:: Required task ::
The entries below should be quoted exactly, with no pictures carried over.

:: Entries provided ::
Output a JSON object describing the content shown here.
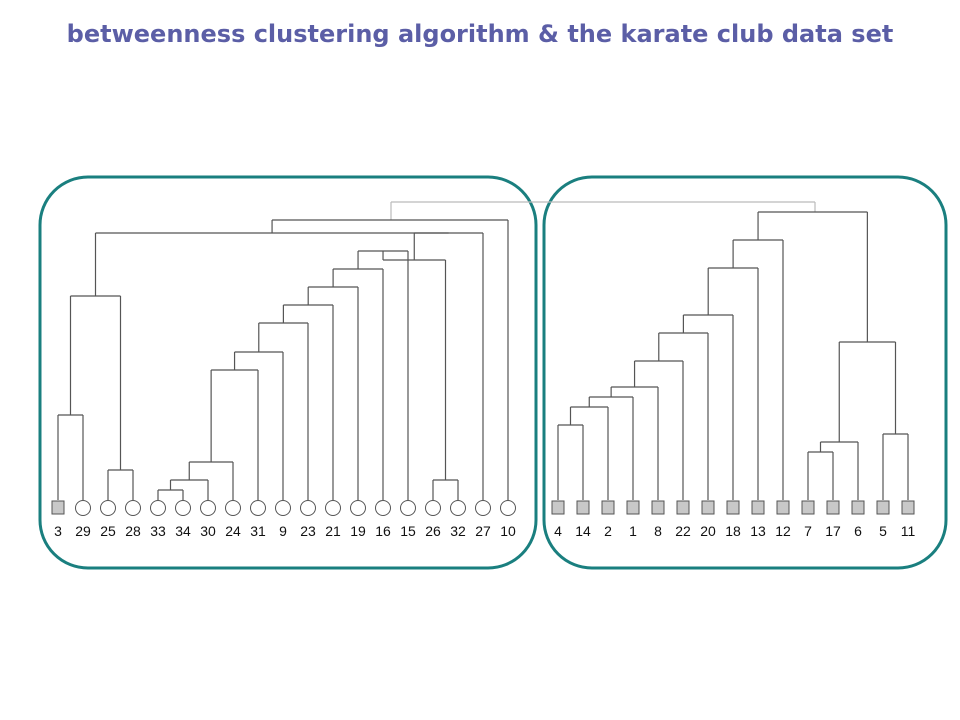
{
  "title": "betweenness clustering algorithm & the karate club data set",
  "colors": {
    "title": "#5b5ea6",
    "panel_border": "#1a7f7f",
    "tree_line": "#555555",
    "root_link": "#bbbbbb",
    "square_fill": "#c8c8c8"
  },
  "left_group": {
    "leaves": [
      {
        "label": "3",
        "shape": "square"
      },
      {
        "label": "29",
        "shape": "circle"
      },
      {
        "label": "25",
        "shape": "circle"
      },
      {
        "label": "28",
        "shape": "circle"
      },
      {
        "label": "33",
        "shape": "circle"
      },
      {
        "label": "34",
        "shape": "circle"
      },
      {
        "label": "30",
        "shape": "circle"
      },
      {
        "label": "24",
        "shape": "circle"
      },
      {
        "label": "31",
        "shape": "circle"
      },
      {
        "label": "9",
        "shape": "circle"
      },
      {
        "label": "23",
        "shape": "circle"
      },
      {
        "label": "21",
        "shape": "circle"
      },
      {
        "label": "19",
        "shape": "circle"
      },
      {
        "label": "16",
        "shape": "circle"
      },
      {
        "label": "15",
        "shape": "circle"
      },
      {
        "label": "26",
        "shape": "circle"
      },
      {
        "label": "32",
        "shape": "circle"
      },
      {
        "label": "27",
        "shape": "circle"
      },
      {
        "label": "10",
        "shape": "circle"
      }
    ]
  },
  "right_group": {
    "leaves": [
      {
        "label": "4",
        "shape": "square"
      },
      {
        "label": "14",
        "shape": "square"
      },
      {
        "label": "2",
        "shape": "square"
      },
      {
        "label": "1",
        "shape": "square"
      },
      {
        "label": "8",
        "shape": "square"
      },
      {
        "label": "22",
        "shape": "square"
      },
      {
        "label": "20",
        "shape": "square"
      },
      {
        "label": "18",
        "shape": "square"
      },
      {
        "label": "13",
        "shape": "square"
      },
      {
        "label": "12",
        "shape": "square"
      },
      {
        "label": "7",
        "shape": "square"
      },
      {
        "label": "17",
        "shape": "square"
      },
      {
        "label": "6",
        "shape": "square"
      },
      {
        "label": "5",
        "shape": "square"
      },
      {
        "label": "11",
        "shape": "square"
      }
    ]
  }
}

:: Solution for this exercise ::
Output a JSON object describing the content shown here.
{
  "title": "betweenness clustering algorithm & the karate club data set",
  "colors": {
    "title": "#5b5ea6",
    "panel_border": "#1a7f7f",
    "tree_line": "#555555",
    "root_link": "#bbbbbb",
    "square_fill": "#c8c8c8"
  },
  "left_group": {
    "leaves": [
      {
        "label": "3",
        "shape": "square"
      },
      {
        "label": "29",
        "shape": "circle"
      },
      {
        "label": "25",
        "shape": "circle"
      },
      {
        "label": "28",
        "shape": "circle"
      },
      {
        "label": "33",
        "shape": "circle"
      },
      {
        "label": "34",
        "shape": "circle"
      },
      {
        "label": "30",
        "shape": "circle"
      },
      {
        "label": "24",
        "shape": "circle"
      },
      {
        "label": "31",
        "shape": "circle"
      },
      {
        "label": "9",
        "shape": "circle"
      },
      {
        "label": "23",
        "shape": "circle"
      },
      {
        "label": "21",
        "shape": "circle"
      },
      {
        "label": "19",
        "shape": "circle"
      },
      {
        "label": "16",
        "shape": "circle"
      },
      {
        "label": "15",
        "shape": "circle"
      },
      {
        "label": "26",
        "shape": "circle"
      },
      {
        "label": "32",
        "shape": "circle"
      },
      {
        "label": "27",
        "shape": "circle"
      },
      {
        "label": "10",
        "shape": "circle"
      }
    ]
  },
  "right_group": {
    "leaves": [
      {
        "label": "4",
        "shape": "square"
      },
      {
        "label": "14",
        "shape": "square"
      },
      {
        "label": "2",
        "shape": "square"
      },
      {
        "label": "1",
        "shape": "square"
      },
      {
        "label": "8",
        "shape": "square"
      },
      {
        "label": "22",
        "shape": "square"
      },
      {
        "label": "20",
        "shape": "square"
      },
      {
        "label": "18",
        "shape": "square"
      },
      {
        "label": "13",
        "shape": "square"
      },
      {
        "label": "12",
        "shape": "square"
      },
      {
        "label": "7",
        "shape": "square"
      },
      {
        "label": "17",
        "shape": "square"
      },
      {
        "label": "6",
        "shape": "square"
      },
      {
        "label": "5",
        "shape": "square"
      },
      {
        "label": "11",
        "shape": "square"
      }
    ]
  }
}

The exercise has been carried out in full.